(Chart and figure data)

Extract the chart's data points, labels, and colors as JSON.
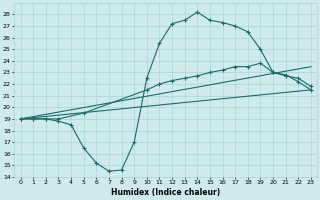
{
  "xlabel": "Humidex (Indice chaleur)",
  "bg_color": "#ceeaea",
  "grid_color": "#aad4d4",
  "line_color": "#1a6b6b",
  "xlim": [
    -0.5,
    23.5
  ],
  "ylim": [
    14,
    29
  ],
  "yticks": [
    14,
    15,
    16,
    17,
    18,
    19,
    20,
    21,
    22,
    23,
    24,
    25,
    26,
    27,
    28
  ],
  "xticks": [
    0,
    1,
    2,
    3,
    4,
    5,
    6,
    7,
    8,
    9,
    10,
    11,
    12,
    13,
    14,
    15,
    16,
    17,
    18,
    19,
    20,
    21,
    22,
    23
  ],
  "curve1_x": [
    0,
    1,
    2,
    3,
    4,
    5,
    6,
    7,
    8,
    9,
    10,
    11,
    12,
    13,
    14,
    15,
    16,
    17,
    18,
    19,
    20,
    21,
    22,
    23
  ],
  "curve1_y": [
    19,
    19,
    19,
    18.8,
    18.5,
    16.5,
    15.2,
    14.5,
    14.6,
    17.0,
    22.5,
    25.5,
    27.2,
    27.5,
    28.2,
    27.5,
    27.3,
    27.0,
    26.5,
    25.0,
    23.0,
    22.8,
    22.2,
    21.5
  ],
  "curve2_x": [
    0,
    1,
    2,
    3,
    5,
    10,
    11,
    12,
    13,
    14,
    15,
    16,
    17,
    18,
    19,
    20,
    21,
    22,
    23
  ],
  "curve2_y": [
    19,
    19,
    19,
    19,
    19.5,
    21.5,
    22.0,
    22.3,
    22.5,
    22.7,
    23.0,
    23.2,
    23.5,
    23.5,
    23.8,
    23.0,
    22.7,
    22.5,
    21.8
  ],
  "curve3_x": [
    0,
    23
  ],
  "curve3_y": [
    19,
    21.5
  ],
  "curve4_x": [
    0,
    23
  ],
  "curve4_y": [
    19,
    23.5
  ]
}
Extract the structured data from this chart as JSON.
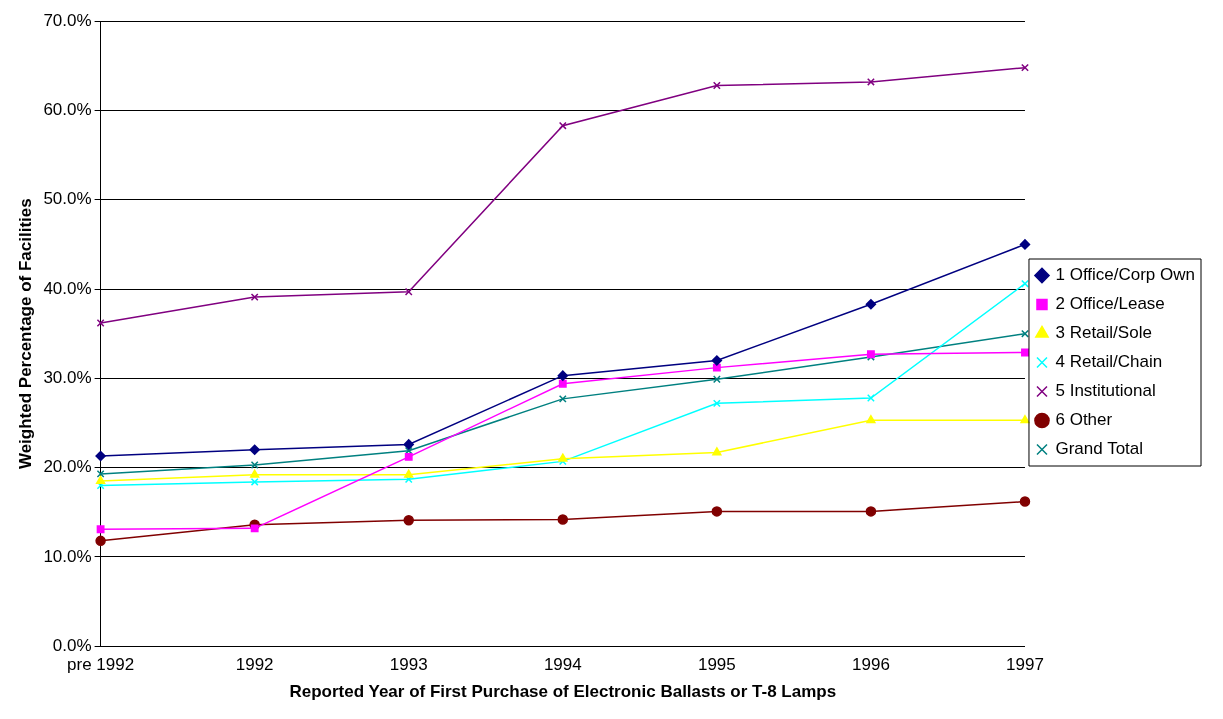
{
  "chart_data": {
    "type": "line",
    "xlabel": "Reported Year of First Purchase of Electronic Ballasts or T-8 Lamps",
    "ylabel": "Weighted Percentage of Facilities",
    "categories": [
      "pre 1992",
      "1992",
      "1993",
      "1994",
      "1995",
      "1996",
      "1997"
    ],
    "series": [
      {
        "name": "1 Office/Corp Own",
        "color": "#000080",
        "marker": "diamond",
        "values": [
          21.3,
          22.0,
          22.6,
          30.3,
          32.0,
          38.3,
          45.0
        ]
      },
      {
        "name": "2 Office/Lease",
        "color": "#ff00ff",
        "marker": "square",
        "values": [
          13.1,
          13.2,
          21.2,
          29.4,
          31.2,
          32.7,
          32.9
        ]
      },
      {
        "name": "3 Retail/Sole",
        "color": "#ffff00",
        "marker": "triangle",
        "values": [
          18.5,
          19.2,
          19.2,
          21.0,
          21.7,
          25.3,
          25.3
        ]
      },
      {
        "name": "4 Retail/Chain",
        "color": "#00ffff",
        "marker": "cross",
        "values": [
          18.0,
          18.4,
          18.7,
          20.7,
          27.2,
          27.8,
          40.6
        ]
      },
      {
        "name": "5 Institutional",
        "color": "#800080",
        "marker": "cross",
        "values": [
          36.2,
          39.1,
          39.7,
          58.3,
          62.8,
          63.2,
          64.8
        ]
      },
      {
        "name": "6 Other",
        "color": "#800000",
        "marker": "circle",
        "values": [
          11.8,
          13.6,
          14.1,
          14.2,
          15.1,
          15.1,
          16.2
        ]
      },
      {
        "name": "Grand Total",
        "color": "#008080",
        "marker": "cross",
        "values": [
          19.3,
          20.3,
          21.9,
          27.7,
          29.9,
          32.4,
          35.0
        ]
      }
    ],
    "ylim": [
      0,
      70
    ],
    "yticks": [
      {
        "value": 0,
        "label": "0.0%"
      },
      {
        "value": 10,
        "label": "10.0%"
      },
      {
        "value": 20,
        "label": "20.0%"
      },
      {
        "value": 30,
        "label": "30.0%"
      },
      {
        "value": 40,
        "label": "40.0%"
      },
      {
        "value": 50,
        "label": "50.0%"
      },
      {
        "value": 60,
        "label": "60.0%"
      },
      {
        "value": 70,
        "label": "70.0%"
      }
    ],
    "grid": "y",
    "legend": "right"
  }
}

■ **Task brief**
Report only the number of lines that hold the string "marker" in this listing.

■ **The solution**
7